What is asked:
Would you repeat the listing exactly but omit every picture?

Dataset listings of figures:
□ □ □ □ □
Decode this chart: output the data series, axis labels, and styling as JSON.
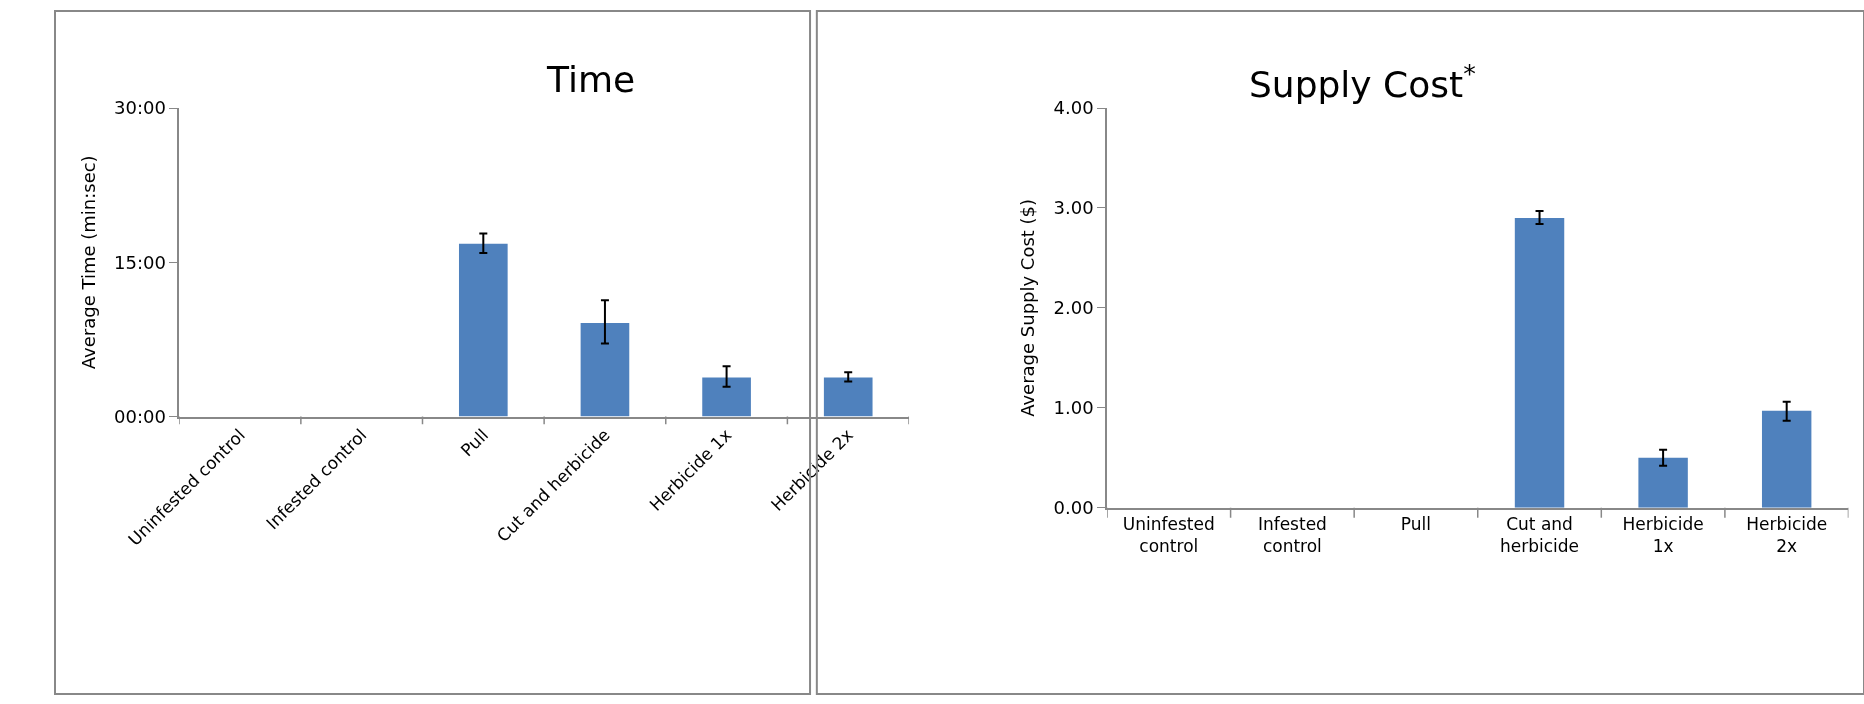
{
  "chart_data": [
    {
      "type": "bar",
      "title": "Time",
      "ylabel": "Average Time (min:sec)",
      "categories": [
        "Uninfested control",
        "Infested control",
        "Pull",
        "Cut and herbicide",
        "Herbicide 1x",
        "Herbicide 2x"
      ],
      "values": [
        null,
        null,
        16.8,
        9.1,
        3.8,
        3.8
      ],
      "errors": [
        null,
        null,
        [
          15.9,
          17.8
        ],
        [
          7.1,
          11.3
        ],
        [
          2.9,
          4.9
        ],
        [
          3.4,
          4.3
        ]
      ],
      "color": "#4f81bd",
      "ylim": [
        0,
        30
      ],
      "yticks": [
        {
          "value": 0,
          "label": "00:00"
        },
        {
          "value": 15,
          "label": "15:00"
        },
        {
          "value": 30,
          "label": "30:00"
        }
      ]
    },
    {
      "type": "bar",
      "title": "Supply Cost$^{*}$",
      "ylabel": "Average Supply Cost ($)",
      "categories": [
        "Uninfested\ncontrol",
        "Infested\ncontrol",
        "Pull",
        "Cut and\nherbicide",
        "Herbicide\n1x",
        "Herbicide\n2x"
      ],
      "values": [
        null,
        null,
        null,
        2.9,
        0.5,
        0.97
      ],
      "errors": [
        null,
        null,
        null,
        [
          2.84,
          2.97
        ],
        [
          0.42,
          0.58
        ],
        [
          0.87,
          1.06
        ]
      ],
      "color": "#4f81bd",
      "ylim": [
        0,
        4
      ],
      "yticks": [
        {
          "value": 0,
          "label": "0.00"
        },
        {
          "value": 1,
          "label": "1.00"
        },
        {
          "value": 2,
          "label": "2.00"
        },
        {
          "value": 3,
          "label": "3.00"
        },
        {
          "value": 4,
          "label": "4.00"
        }
      ]
    }
  ]
}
□ □ □ □ □
Solved exercise:
Decode this chart: output the data series, axis labels, and styling as JSON.
{
  "chart_data": [
    {
      "type": "bar",
      "title": "Time",
      "ylabel": "Average Time (min:sec)",
      "categories": [
        "Uninfested control",
        "Infested control",
        "Pull",
        "Cut and herbicide",
        "Herbicide 1x",
        "Herbicide 2x"
      ],
      "values": [
        null,
        null,
        16.8,
        9.1,
        3.8,
        3.8
      ],
      "errors": [
        null,
        null,
        [
          15.9,
          17.8
        ],
        [
          7.1,
          11.3
        ],
        [
          2.9,
          4.9
        ],
        [
          3.4,
          4.3
        ]
      ],
      "color": "#4f81bd",
      "ylim": [
        0,
        30
      ],
      "yticks": [
        {
          "value": 0,
          "label": "00:00"
        },
        {
          "value": 15,
          "label": "15:00"
        },
        {
          "value": 30,
          "label": "30:00"
        }
      ]
    },
    {
      "type": "bar",
      "title": "Supply Cost$^{*}$",
      "ylabel": "Average Supply Cost ($)",
      "categories": [
        "Uninfested\ncontrol",
        "Infested\ncontrol",
        "Pull",
        "Cut and\nherbicide",
        "Herbicide\n1x",
        "Herbicide\n2x"
      ],
      "values": [
        null,
        null,
        null,
        2.9,
        0.5,
        0.97
      ],
      "errors": [
        null,
        null,
        null,
        [
          2.84,
          2.97
        ],
        [
          0.42,
          0.58
        ],
        [
          0.87,
          1.06
        ]
      ],
      "color": "#4f81bd",
      "ylim": [
        0,
        4
      ],
      "yticks": [
        {
          "value": 0,
          "label": "0.00"
        },
        {
          "value": 1,
          "label": "1.00"
        },
        {
          "value": 2,
          "label": "2.00"
        },
        {
          "value": 3,
          "label": "3.00"
        },
        {
          "value": 4,
          "label": "4.00"
        }
      ]
    }
  ]
}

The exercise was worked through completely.